------ Exercise inputs
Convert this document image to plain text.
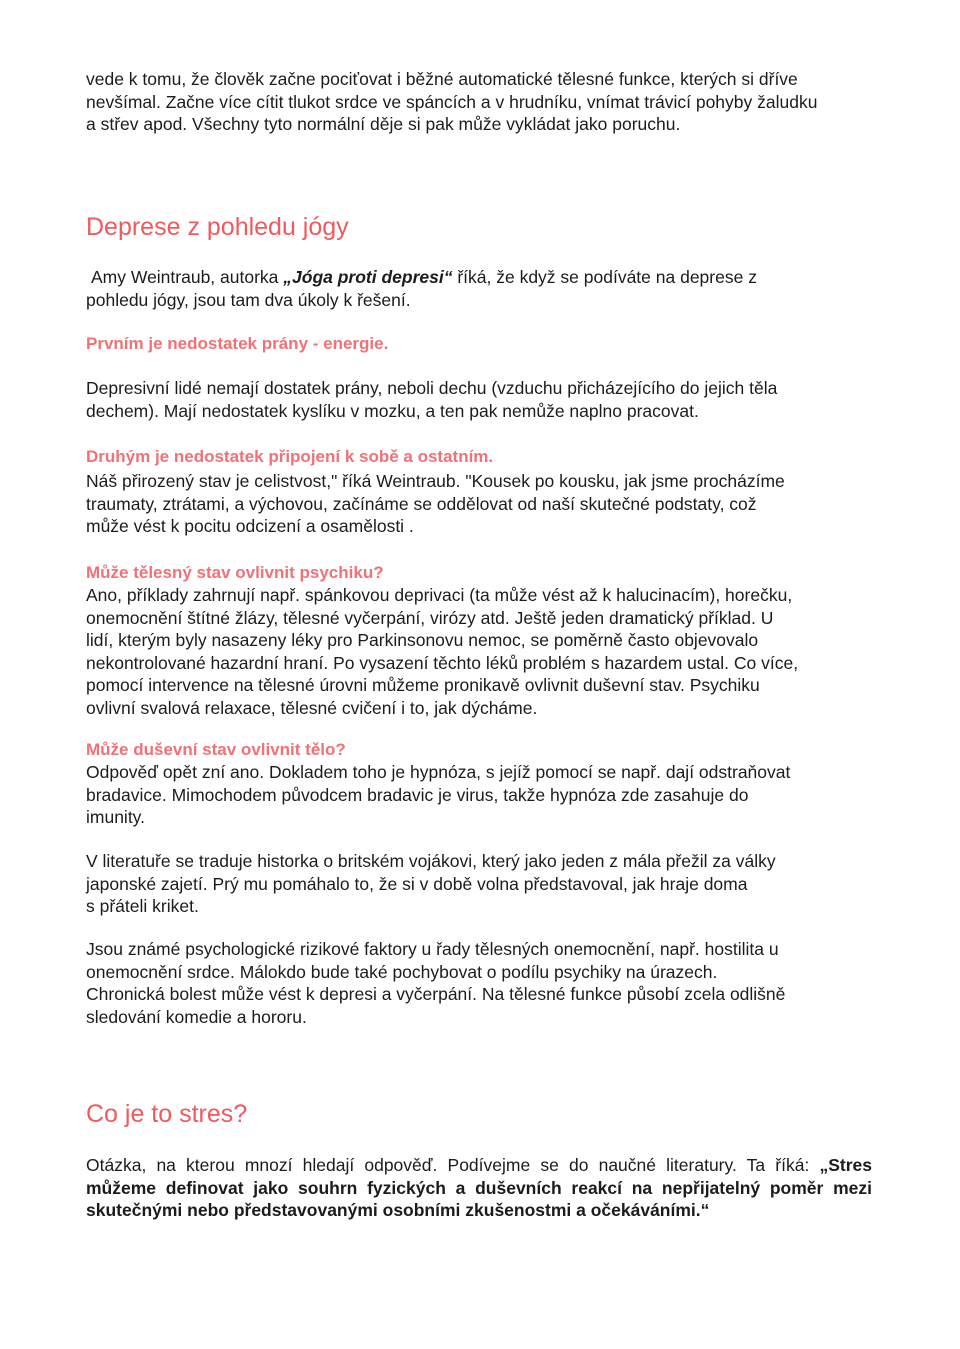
vede k tomu, že člověk začne pociťovat i běžné automatické tělesné funkce, kterých si dříve
nevšímal. Začne více cítit tlukot srdce ve spáncích a v hrudníku, vnímat trávicí pohyby žaludku
a střev apod. Všechny tyto normální děje si pak může vykládat jako poruchu.

Deprese z pohledu jógy

Amy Weintraub, autorka „Jóga proti depresi“ říká, že když se podíváte na deprese z
pohledu jógy, jsou tam dva úkoly k řešení.

Prvním je nedostatek prány - energie.

Depresivní lidé nemají dostatek prány, neboli dechu (vzduchu přicházejícího do jejich těla
dechem). Mají nedostatek kyslíku v mozku, a ten pak nemůže naplno pracovat.

Druhým je nedostatek připojení k sobě a ostatním.

Náš přirozený stav je celistvost," říká Weintraub. "Kousek po kousku, jak jsme procházíme
traumaty, ztrátami, a výchovou, začínáme se oddělovat od naší skutečné podstaty, což
může vést k pocitu odcizení a osamělosti .

Může tělesný stav ovlivnit psychiku?

Ano, příklady zahrnují např. spánkovou deprivaci (ta může vést až k halucinacím), horečku,
onemocnění štítné žlázy, tělesné vyčerpání, virózy atd. Ještě jeden dramatický příklad. U
lidí, kterým byly nasazeny léky pro Parkinsonovu nemoc, se poměrně často objevovalo
nekontrolované hazardní hraní. Po vysazení těchto léků problém s hazardem ustal. Co více,
pomocí intervence na tělesné úrovni můžeme pronikavě ovlivnit duševní stav. Psychiku
ovlivní svalová relaxace, tělesné cvičení i to, jak dýcháme.

Může duševní stav ovlivnit tělo?

Odpověď opět zní ano. Dokladem toho je hypnóza, s jejíž pomocí se např. dají odstraňovat
bradavice. Mimochodem původcem bradavic je virus, takže hypnóza zde zasahuje do
imunity.

V literatuře se traduje historka o britském vojákovi, který jako jeden z mála přežil za války
japonské zajetí. Prý mu pomáhalo to, že si v době volna představoval, jak hraje doma
s přáteli kriket.

Jsou známé psychologické rizikové faktory u řady tělesných onemocnění, např. hostilita u
onemocnění srdce. Málokdo bude také pochybovat o podílu psychiky na úrazech.
Chronická bolest může vést k depresi a vyčerpání. Na tělesné funkce působí zcela odlišně
sledování komedie a hororu.

Co je to stres?

Otázka, na kterou mnozí hledají odpověď. Podívejme se do naučné literatury. Ta říká: „Stres můžeme definovat jako souhrn fyzických a duševních reakcí na nepřijatelný poměr mezi skutečnými nebo představovanými osobními zkušenostmi a očekáváními.“
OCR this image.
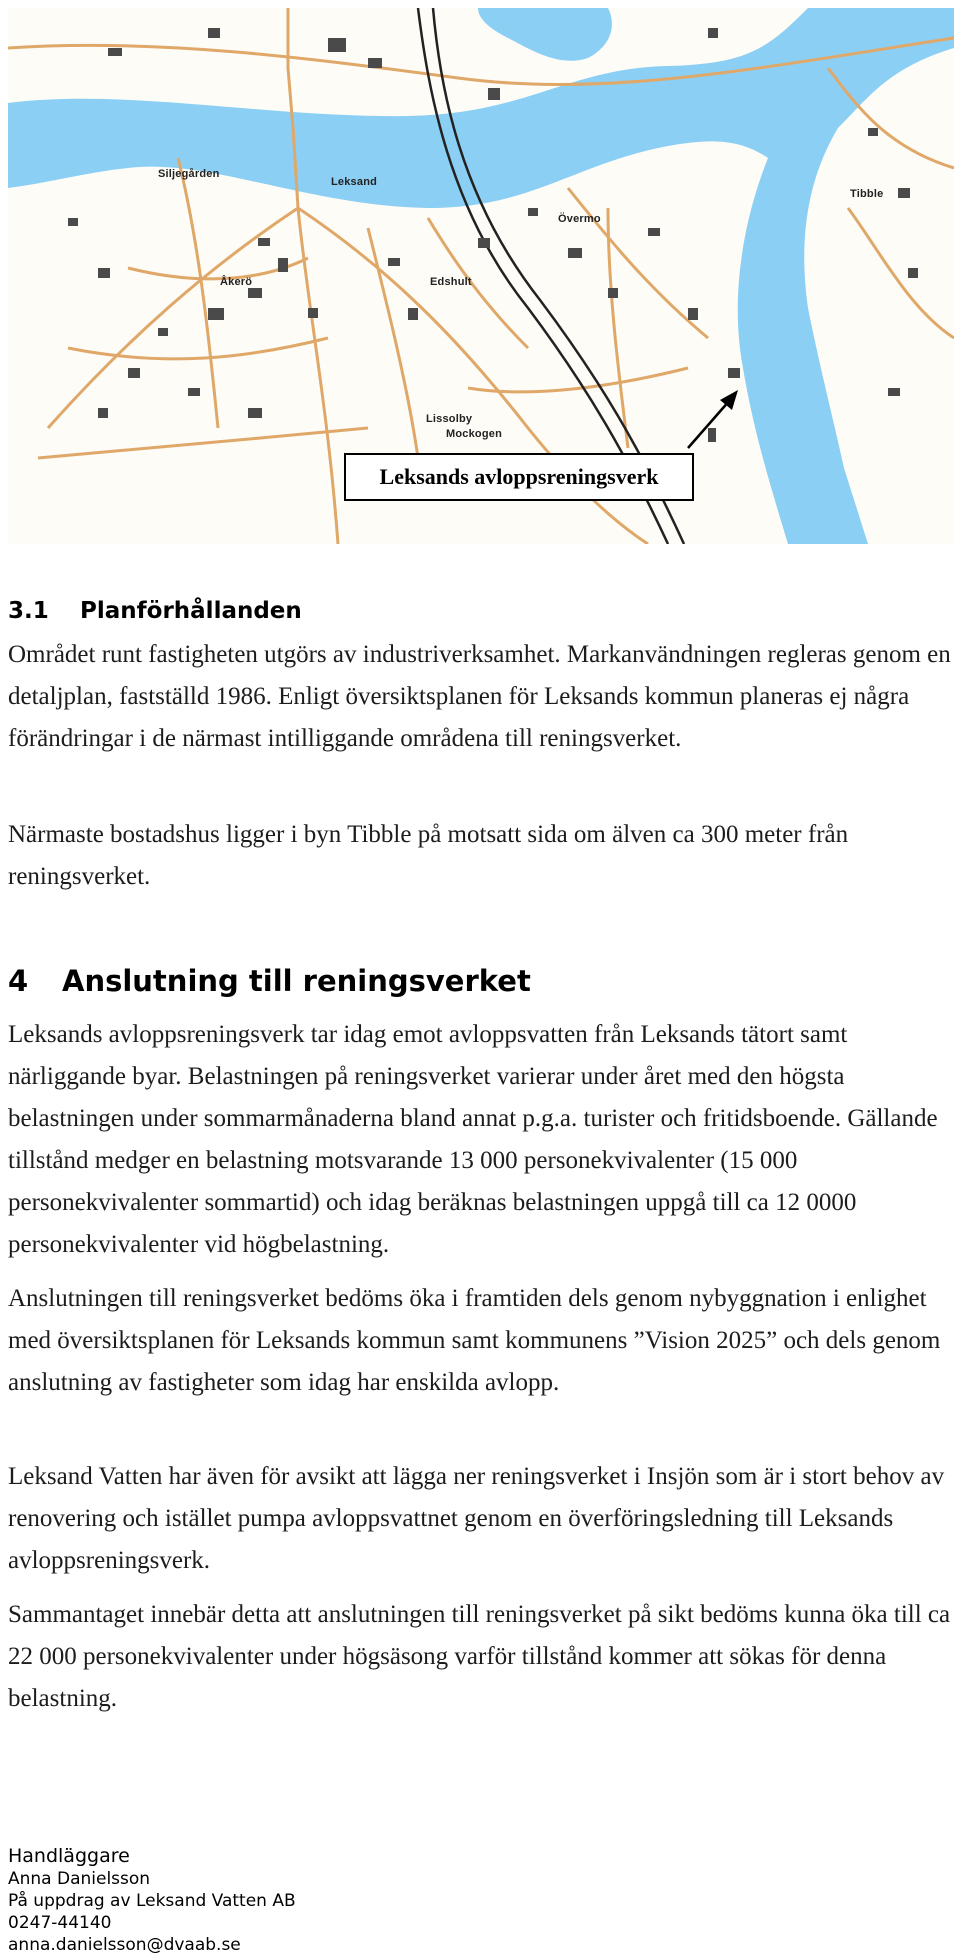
Siljegården
Leksand
Tibble
Övermo
Edshult
Åkerö
Lissolby
Mockogen
Leksands avloppsreningsverk
3.1 Planförhållanden

Området runt fastigheten utgörs av industriverksamhet. Markanvändningen regleras genom en detaljplan, fastställd 1986. Enligt översiktsplanen för Leksands kommun planeras ej några förändringar i de närmast intilliggande områdena till reningsverket.

Närmaste bostadshus ligger i byn Tibble på motsatt sida om älven ca 300 meter från reningsverket.

4 Anslutning till reningsverket

Leksands avloppsreningsverk tar idag emot avloppsvatten från Leksands tätort samt närliggande byar. Belastningen på reningsverket varierar under året med den högsta belastningen under sommarmånaderna bland annat p.g.a. turister och fritidsboende. Gällande tillstånd medger en belastning motsvarande 13 000 personekvivalenter (15 000 personekvivalenter sommartid) och idag beräknas belastningen uppgå till ca 12 0000 personekvivalenter vid högbelastning.

Anslutningen till reningsverket bedöms öka i framtiden dels genom nybyggnation i enlighet med översiktsplanen för Leksands kommun samt kommunens ”Vision 2025” och dels genom anslutning av fastigheter som idag har enskilda avlopp.

Leksand Vatten har även för avsikt att lägga ner reningsverket i Insjön som är i stort behov av renovering och istället pumpa avloppsvattnet genom en överföringsledning till Leksands avloppsreningsverk.

Sammantaget innebär detta att anslutningen till reningsverket på sikt bedöms kunna öka till ca 22 000 personekvivalenter under högsäsong varför tillstånd kommer att sökas för denna belastning.

Handläggare
Anna Danielsson
På uppdrag av Leksand Vatten AB
0247-44140
anna.danielsson@dvaab.se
------------
▶ **Exercise details**:
The data above must be written out again without alteration, and the pictures in them must be excluded.

▶ **Exercise response**:
Convert this document image to plain text.
vede k tomu, že člověk začne pociťovat i běžné automatické tělesné funkce, kterých si dříve
nevšímal. Začne více cítit tlukot srdce ve spáncích a v hrudníku, vnímat trávicí pohyby žaludku
a střev apod. Všechny tyto normální děje si pak může vykládat jako poruchu.

Deprese z pohledu jógy

Amy Weintraub, autorka „Jóga proti depresi“ říká, že když se podíváte na deprese z
pohledu jógy, jsou tam dva úkoly k řešení.

Prvním je nedostatek prány - energie.

Depresivní lidé nemají dostatek prány, neboli dechu (vzduchu přicházejícího do jejich těla
dechem). Mají nedostatek kyslíku v mozku, a ten pak nemůže naplno pracovat.

Druhým je nedostatek připojení k sobě a ostatním.

Náš přirozený stav je celistvost," říká Weintraub. "Kousek po kousku, jak jsme procházíme
traumaty, ztrátami, a výchovou, začínáme se oddělovat od naší skutečné podstaty, což
může vést k pocitu odcizení a osamělosti .

Může tělesný stav ovlivnit psychiku?

Ano, příklady zahrnují např. spánkovou deprivaci (ta může vést až k halucinacím), horečku,
onemocnění štítné žlázy, tělesné vyčerpání, virózy atd. Ještě jeden dramatický příklad. U
lidí, kterým byly nasazeny léky pro Parkinsonovu nemoc, se poměrně často objevovalo
nekontrolované hazardní hraní. Po vysazení těchto léků problém s hazardem ustal. Co více,
pomocí intervence na tělesné úrovni můžeme pronikavě ovlivnit duševní stav. Psychiku
ovlivní svalová relaxace, tělesné cvičení i to, jak dýcháme.

Může duševní stav ovlivnit tělo?

Odpověď opět zní ano. Dokladem toho je hypnóza, s jejíž pomocí se např. dají odstraňovat
bradavice. Mimochodem původcem bradavic je virus, takže hypnóza zde zasahuje do
imunity.

V literatuře se traduje historka o britském vojákovi, který jako jeden z mála přežil za války
japonské zajetí. Prý mu pomáhalo to, že si v době volna představoval, jak hraje doma
s přáteli kriket.

Jsou známé psychologické rizikové faktory u řady tělesných onemocnění, např. hostilita u
onemocnění srdce. Málokdo bude také pochybovat o podílu psychiky na úrazech.
Chronická bolest může vést k depresi a vyčerpání. Na tělesné funkce působí zcela odlišně
sledování komedie a hororu.

Co je to stres?

Otázka, na kterou mnozí hledají odpověď. Podívejme se do naučné literatury. Ta říká: „Stres můžeme definovat jako souhrn fyzických a duševních reakcí na nepřijatelný poměr mezi skutečnými nebo představovanými osobními zkušenostmi a očekáváními.“
OCR this image.
Siljegården
Leksand
Tibble
Övermo
Edshult
Åkerö
Lissolby
Mockogen
Leksands avloppsreningsverk
3.1 Planförhållanden

Området runt fastigheten utgörs av industriverksamhet. Markanvändningen regleras genom en detaljplan, fastställd 1986. Enligt översiktsplanen för Leksands kommun planeras ej några förändringar i de närmast intilliggande områdena till reningsverket.

Närmaste bostadshus ligger i byn Tibble på motsatt sida om älven ca 300 meter från reningsverket.

4 Anslutning till reningsverket

Leksands avloppsreningsverk tar idag emot avloppsvatten från Leksands tätort samt närliggande byar. Belastningen på reningsverket varierar under året med den högsta belastningen under sommarmånaderna bland annat p.g.a. turister och fritidsboende. Gällande tillstånd medger en belastning motsvarande 13 000 personekvivalenter (15 000 personekvivalenter sommartid) och idag beräknas belastningen uppgå till ca 12 0000 personekvivalenter vid högbelastning.

Anslutningen till reningsverket bedöms öka i framtiden dels genom nybyggnation i enlighet med översiktsplanen för Leksands kommun samt kommunens ”Vision 2025” och dels genom anslutning av fastigheter som idag har enskilda avlopp.

Leksand Vatten har även för avsikt att lägga ner reningsverket i Insjön som är i stort behov av renovering och istället pumpa avloppsvattnet genom en överföringsledning till Leksands avloppsreningsverk.

Sammantaget innebär detta att anslutningen till reningsverket på sikt bedöms kunna öka till ca 22 000 personekvivalenter under högsäsong varför tillstånd kommer att sökas för denna belastning.

Handläggare
Anna Danielsson
På uppdrag av Leksand Vatten AB
0247-44140
anna.danielsson@dvaab.se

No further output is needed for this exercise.